Rows from a dataset

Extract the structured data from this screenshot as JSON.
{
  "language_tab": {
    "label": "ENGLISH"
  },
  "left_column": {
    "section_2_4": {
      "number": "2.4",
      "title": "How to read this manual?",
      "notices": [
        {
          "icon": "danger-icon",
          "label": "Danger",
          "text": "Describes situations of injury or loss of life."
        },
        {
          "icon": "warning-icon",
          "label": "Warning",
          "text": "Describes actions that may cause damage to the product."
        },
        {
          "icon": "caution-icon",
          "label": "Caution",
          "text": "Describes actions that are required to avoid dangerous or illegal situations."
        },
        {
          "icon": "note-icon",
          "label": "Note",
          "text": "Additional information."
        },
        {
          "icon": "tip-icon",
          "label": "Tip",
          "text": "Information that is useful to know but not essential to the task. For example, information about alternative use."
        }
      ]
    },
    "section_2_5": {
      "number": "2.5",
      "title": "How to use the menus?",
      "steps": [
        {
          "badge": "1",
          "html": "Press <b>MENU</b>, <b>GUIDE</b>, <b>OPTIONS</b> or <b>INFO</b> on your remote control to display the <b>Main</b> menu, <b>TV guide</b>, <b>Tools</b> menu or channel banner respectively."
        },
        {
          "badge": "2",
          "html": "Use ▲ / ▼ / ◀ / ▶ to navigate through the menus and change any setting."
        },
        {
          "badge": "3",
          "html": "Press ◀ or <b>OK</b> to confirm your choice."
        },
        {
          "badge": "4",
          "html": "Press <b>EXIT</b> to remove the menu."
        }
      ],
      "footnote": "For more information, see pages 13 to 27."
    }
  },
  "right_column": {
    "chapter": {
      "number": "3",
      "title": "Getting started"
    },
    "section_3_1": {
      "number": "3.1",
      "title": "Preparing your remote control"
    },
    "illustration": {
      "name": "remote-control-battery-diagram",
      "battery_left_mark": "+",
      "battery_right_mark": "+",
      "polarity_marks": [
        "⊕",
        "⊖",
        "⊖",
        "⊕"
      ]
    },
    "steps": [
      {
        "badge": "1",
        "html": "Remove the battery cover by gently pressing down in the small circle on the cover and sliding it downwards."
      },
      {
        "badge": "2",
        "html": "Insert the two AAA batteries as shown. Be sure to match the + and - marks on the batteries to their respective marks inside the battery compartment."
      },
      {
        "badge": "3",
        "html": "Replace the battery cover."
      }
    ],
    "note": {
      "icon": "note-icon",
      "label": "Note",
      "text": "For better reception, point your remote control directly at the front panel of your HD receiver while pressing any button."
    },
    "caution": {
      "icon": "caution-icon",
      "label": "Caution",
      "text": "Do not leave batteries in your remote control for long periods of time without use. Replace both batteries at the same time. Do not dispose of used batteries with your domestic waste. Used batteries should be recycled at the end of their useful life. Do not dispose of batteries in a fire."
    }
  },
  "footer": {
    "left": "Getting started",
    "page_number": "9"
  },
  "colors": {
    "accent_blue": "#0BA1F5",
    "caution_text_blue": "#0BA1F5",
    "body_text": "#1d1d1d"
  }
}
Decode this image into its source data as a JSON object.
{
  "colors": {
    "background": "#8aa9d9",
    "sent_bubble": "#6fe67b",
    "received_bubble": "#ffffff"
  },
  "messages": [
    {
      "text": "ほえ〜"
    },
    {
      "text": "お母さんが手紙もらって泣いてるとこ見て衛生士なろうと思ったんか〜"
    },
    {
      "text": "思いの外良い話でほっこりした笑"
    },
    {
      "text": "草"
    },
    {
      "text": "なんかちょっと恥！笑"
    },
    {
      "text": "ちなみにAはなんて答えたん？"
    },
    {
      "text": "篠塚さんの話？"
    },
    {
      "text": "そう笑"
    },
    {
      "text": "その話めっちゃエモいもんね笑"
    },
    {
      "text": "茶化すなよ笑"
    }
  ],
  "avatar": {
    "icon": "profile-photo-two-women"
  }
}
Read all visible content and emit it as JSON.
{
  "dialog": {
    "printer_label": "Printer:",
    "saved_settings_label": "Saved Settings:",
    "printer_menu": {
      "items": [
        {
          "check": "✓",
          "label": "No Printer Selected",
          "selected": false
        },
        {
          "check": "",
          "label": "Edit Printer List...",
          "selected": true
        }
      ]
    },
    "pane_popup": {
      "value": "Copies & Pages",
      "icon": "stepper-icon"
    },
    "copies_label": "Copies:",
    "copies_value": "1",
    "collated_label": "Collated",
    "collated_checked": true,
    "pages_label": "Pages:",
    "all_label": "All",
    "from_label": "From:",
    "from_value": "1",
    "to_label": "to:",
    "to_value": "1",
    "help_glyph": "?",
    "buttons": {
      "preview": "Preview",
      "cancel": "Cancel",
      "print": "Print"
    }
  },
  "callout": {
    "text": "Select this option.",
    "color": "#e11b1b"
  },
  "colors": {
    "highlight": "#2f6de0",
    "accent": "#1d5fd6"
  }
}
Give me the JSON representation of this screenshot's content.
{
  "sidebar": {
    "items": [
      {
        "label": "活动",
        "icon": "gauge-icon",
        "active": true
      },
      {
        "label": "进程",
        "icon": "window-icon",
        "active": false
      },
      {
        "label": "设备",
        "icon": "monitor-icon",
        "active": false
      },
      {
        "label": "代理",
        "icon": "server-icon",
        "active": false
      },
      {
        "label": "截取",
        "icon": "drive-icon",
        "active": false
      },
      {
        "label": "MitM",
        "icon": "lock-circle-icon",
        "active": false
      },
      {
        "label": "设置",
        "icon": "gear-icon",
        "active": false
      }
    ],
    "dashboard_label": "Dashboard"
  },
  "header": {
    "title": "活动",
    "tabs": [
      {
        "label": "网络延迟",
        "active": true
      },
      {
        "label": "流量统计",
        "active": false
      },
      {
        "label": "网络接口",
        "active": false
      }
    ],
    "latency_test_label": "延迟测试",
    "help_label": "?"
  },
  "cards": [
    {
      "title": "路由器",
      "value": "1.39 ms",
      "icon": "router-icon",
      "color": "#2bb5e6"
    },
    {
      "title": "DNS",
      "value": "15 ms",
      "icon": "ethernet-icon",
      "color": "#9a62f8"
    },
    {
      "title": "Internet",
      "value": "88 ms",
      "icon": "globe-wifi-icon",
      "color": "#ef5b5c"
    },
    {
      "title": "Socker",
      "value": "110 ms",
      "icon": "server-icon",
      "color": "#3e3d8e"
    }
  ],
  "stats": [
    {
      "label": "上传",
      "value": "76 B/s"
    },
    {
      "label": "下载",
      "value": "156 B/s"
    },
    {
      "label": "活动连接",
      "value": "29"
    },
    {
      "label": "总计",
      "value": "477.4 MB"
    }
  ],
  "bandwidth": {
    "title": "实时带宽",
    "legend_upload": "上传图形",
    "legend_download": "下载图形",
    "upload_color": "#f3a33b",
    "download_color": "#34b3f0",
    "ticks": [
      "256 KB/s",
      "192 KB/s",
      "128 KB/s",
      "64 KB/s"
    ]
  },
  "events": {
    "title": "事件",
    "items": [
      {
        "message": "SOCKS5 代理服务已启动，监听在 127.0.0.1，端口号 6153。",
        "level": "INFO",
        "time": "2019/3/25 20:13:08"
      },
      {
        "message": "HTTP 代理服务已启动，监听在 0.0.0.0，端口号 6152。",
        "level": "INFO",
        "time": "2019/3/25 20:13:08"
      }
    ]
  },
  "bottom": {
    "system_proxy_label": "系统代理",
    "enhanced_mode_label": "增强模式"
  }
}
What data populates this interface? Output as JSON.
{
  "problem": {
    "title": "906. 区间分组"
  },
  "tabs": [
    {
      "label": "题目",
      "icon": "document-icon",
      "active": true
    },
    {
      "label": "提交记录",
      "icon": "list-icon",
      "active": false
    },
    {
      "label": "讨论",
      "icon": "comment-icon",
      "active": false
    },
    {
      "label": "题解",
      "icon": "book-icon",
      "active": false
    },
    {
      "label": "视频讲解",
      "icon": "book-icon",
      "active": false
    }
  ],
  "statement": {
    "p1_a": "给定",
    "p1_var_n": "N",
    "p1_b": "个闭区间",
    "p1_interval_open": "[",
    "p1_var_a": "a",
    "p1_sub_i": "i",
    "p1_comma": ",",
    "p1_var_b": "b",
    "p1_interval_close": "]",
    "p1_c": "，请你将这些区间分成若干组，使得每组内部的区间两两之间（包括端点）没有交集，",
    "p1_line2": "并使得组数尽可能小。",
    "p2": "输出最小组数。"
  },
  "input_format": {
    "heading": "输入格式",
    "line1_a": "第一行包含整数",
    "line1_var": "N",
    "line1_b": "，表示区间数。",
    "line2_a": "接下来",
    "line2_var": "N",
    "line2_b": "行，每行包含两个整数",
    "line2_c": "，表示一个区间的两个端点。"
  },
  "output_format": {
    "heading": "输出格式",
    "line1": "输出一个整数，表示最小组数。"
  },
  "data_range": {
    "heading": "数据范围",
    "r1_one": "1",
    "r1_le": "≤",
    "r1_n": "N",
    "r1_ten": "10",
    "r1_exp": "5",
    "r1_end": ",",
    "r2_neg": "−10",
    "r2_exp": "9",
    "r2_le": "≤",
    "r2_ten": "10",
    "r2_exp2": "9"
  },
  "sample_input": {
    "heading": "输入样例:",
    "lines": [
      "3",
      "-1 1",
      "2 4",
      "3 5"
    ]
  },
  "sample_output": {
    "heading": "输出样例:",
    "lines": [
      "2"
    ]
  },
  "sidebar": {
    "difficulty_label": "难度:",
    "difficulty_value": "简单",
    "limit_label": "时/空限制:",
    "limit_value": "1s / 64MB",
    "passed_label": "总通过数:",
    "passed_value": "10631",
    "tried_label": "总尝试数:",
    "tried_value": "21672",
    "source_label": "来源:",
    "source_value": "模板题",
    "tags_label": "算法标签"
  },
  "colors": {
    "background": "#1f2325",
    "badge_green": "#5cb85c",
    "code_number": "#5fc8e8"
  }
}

STATED EXERCISE :: In the records above, collect each line with "menus".

TASK SOLUTION ::
      "title": "How to use the menus?",
          "html": "Use ▲ / ▼ / ◀ / ▶ to navigate through the menus and change any setting."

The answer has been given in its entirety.